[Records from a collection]
┌────────
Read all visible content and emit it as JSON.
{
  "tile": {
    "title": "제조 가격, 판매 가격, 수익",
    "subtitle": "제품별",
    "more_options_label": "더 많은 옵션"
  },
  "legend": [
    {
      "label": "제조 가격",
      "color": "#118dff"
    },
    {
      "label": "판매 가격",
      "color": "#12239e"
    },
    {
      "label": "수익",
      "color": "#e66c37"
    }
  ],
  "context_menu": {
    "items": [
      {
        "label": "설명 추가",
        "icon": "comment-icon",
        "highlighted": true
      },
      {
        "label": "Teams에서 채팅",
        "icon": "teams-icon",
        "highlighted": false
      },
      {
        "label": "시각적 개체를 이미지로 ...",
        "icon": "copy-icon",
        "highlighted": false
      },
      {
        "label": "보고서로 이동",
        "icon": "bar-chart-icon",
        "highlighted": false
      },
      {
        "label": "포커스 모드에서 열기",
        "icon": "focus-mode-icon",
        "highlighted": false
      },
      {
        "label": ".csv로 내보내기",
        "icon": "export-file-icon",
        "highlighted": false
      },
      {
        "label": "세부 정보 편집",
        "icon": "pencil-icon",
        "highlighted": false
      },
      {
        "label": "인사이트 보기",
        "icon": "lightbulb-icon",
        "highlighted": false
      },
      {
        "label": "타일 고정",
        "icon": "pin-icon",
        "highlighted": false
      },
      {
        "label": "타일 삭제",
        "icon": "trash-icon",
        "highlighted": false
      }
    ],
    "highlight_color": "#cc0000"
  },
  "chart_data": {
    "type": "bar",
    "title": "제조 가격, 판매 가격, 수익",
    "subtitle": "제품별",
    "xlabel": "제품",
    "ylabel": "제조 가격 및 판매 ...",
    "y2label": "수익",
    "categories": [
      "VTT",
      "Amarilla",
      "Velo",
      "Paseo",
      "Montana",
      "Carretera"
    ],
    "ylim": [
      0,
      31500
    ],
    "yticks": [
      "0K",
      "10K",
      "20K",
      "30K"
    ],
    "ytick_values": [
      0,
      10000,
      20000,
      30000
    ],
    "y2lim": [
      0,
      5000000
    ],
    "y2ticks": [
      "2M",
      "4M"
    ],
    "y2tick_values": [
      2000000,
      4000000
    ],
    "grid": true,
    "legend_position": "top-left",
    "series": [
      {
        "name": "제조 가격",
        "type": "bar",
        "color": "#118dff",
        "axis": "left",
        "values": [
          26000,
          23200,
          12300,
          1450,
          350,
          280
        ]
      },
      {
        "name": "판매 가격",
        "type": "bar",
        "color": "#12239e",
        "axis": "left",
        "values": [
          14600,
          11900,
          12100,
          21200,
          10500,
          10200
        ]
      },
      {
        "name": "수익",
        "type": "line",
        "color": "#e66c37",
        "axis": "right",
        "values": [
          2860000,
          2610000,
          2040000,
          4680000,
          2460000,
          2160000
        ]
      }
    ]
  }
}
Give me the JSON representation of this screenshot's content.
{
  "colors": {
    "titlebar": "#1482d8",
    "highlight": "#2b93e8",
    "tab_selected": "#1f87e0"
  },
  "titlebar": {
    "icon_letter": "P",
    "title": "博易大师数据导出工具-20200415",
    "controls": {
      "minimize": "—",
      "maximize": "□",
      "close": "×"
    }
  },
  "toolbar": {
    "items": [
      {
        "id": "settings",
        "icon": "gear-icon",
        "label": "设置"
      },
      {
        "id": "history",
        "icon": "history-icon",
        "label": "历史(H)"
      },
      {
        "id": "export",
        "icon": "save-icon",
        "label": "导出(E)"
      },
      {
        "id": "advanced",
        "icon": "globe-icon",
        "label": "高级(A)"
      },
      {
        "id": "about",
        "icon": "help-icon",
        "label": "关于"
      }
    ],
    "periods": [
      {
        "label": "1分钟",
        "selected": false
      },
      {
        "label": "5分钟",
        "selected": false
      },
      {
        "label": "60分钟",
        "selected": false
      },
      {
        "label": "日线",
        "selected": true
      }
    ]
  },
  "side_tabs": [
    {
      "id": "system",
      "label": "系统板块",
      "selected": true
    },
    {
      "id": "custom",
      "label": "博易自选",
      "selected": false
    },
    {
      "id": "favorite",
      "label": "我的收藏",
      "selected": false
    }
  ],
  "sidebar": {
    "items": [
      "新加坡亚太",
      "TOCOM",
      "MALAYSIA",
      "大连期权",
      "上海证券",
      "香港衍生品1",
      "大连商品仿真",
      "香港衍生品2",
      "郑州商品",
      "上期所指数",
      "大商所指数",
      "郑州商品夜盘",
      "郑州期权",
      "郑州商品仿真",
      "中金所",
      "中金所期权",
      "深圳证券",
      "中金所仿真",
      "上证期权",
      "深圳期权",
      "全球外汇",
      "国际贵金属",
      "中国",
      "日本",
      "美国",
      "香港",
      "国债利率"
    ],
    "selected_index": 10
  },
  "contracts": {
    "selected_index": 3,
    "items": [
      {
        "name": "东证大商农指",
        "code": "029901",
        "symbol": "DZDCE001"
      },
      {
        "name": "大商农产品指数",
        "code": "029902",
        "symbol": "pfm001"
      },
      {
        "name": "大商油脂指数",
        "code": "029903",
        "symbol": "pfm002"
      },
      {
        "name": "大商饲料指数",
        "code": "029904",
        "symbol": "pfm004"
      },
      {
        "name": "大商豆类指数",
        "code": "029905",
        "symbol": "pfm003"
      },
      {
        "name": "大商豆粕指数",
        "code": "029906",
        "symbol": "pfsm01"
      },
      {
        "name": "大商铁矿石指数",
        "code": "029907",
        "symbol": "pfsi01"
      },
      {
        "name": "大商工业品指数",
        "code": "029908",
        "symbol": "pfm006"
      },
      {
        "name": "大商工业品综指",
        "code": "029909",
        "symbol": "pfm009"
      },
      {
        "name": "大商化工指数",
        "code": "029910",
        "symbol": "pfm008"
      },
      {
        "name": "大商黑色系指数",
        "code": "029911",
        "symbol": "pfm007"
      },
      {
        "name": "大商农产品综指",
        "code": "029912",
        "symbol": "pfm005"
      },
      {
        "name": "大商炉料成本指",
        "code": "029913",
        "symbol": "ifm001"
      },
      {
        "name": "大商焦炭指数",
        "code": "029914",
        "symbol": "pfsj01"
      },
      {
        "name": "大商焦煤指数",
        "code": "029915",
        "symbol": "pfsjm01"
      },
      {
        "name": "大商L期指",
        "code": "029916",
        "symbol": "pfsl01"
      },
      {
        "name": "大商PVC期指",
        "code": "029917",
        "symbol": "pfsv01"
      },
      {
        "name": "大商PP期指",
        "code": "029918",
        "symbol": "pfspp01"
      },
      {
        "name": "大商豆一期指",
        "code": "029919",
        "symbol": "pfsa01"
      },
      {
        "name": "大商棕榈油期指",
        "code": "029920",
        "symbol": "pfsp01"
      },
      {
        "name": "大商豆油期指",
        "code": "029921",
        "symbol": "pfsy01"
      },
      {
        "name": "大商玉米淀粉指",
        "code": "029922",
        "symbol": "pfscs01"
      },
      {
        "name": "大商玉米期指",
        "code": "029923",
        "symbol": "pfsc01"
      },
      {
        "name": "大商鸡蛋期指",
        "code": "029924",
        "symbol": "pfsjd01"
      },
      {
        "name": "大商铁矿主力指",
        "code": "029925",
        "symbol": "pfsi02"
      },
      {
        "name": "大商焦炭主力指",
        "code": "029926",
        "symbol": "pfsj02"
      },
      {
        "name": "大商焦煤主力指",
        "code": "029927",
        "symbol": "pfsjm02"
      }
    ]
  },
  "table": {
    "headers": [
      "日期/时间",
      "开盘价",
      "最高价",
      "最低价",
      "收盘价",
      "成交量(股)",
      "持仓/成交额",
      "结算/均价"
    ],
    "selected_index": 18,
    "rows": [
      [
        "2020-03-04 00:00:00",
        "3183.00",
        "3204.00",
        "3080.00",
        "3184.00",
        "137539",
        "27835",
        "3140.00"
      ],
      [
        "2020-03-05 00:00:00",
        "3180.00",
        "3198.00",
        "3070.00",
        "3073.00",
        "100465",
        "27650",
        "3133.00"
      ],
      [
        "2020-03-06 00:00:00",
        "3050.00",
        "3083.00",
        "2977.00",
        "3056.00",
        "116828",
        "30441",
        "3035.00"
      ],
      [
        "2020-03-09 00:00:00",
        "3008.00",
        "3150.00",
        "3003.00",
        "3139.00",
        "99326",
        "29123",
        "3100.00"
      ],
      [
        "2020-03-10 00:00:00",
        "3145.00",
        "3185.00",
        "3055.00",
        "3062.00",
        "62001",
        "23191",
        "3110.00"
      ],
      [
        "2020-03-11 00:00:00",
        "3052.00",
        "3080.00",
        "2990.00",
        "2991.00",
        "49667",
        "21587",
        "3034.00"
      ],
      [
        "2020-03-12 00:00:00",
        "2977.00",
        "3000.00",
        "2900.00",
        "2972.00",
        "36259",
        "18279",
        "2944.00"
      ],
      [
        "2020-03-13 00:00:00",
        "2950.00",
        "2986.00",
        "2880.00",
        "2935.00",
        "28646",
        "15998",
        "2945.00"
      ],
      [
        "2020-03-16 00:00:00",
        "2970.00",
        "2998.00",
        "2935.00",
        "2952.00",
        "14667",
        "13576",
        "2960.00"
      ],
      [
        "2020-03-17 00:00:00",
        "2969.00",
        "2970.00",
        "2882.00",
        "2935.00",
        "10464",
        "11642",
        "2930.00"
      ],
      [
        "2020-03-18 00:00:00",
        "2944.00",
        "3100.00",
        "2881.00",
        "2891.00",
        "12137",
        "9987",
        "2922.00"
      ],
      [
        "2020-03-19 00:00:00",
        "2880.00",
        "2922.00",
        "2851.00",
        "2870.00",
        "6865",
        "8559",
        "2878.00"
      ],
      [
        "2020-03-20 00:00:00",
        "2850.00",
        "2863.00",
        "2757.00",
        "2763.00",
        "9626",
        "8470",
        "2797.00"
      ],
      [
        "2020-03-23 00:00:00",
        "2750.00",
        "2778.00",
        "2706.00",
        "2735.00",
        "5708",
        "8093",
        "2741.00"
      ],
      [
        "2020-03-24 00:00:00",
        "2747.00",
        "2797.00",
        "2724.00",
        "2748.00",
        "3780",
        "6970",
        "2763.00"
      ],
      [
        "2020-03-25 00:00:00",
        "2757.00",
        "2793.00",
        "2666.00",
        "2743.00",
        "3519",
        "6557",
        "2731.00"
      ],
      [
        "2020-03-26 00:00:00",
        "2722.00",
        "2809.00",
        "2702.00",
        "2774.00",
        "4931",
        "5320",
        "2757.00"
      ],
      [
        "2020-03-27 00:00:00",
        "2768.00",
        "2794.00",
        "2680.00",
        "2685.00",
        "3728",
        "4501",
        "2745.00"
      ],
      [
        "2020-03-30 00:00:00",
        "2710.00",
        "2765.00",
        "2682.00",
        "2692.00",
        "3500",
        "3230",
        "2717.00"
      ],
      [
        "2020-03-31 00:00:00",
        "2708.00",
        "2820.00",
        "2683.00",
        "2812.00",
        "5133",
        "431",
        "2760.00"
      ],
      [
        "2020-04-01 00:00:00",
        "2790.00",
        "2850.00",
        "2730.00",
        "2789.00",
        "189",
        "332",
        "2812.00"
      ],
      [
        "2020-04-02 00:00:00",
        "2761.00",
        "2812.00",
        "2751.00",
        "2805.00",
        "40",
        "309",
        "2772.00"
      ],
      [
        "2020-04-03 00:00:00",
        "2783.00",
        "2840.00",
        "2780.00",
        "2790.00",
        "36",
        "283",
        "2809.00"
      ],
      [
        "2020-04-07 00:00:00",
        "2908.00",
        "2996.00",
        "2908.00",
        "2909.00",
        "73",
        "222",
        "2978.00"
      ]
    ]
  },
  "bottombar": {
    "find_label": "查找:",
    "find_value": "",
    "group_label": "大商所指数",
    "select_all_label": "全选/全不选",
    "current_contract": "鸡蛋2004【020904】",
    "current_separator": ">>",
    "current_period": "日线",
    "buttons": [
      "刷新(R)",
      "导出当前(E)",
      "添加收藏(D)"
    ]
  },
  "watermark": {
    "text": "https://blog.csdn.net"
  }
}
└────────
■ Your goal ■
Examine the records and pull out every line where the string "content" occurs.

■ Finished task ■
Read all visible content and emit it as JSON.
Give me the JSON representation of this screenshot's content.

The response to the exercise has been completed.